**Items:**
>> Start

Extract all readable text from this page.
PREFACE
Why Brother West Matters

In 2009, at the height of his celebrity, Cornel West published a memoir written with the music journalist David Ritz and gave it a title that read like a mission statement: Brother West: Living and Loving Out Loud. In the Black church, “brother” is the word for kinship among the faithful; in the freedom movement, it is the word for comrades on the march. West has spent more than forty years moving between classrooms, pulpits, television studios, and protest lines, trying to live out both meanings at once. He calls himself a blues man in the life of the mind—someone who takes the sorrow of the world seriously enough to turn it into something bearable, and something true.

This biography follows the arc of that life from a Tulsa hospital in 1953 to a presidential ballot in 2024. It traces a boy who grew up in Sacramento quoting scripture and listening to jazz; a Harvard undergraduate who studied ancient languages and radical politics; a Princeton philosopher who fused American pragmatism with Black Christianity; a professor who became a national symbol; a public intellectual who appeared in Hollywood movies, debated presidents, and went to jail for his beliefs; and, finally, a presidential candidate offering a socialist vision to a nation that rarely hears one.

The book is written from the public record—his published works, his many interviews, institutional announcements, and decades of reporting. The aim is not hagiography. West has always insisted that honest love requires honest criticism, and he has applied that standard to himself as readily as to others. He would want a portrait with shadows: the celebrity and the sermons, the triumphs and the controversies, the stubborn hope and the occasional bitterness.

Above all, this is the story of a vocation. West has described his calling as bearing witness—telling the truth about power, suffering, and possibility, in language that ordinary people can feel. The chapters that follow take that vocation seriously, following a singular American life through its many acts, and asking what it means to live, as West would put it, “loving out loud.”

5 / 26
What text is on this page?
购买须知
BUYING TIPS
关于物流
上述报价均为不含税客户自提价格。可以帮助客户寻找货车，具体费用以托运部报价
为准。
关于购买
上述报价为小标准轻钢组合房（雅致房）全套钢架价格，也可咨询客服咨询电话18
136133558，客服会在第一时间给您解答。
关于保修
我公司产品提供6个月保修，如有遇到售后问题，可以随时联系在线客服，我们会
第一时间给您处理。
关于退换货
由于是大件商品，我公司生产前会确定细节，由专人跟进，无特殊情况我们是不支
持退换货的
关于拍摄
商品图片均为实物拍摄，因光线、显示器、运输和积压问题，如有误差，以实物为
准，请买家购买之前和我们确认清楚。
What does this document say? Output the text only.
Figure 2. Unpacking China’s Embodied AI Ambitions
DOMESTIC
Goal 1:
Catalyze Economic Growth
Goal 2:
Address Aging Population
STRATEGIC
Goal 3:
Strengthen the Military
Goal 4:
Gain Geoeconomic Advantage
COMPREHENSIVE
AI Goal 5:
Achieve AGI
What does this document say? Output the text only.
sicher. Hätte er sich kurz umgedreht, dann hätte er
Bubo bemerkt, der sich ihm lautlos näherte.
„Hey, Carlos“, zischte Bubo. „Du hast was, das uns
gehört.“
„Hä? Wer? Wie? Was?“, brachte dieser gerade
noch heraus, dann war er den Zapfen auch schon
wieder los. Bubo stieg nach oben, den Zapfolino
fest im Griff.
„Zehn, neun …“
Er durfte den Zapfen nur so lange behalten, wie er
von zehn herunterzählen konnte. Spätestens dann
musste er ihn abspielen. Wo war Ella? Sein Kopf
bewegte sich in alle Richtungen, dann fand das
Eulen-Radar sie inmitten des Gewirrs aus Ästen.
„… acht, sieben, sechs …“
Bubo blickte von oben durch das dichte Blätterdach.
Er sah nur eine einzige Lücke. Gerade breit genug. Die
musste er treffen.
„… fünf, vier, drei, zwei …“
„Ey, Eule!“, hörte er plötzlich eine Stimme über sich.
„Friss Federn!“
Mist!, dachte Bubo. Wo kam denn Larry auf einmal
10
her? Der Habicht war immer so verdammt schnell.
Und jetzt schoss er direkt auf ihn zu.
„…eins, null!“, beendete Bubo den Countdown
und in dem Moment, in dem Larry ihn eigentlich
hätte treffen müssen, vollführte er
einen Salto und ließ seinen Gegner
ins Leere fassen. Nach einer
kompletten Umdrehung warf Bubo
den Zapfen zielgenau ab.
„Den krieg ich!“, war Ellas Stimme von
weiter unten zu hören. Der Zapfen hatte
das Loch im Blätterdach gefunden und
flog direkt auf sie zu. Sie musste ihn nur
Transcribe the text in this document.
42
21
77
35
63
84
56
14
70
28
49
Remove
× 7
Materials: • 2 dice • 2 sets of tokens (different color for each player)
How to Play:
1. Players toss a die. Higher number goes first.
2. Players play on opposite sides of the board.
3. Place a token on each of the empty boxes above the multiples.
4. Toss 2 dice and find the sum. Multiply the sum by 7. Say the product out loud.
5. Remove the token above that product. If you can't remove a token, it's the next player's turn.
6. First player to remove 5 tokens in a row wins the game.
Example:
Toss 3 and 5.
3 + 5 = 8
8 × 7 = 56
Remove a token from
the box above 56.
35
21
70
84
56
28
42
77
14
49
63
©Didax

>> End

**What you are asked to do:** Extract every line containing the string "Stimme" from the data above.

**Output of the exercise:**
„Ey, Eule!“, hörte er plötzlich eine Stimme über sich.
„Den krieg ich!“, war Ellas Stimme von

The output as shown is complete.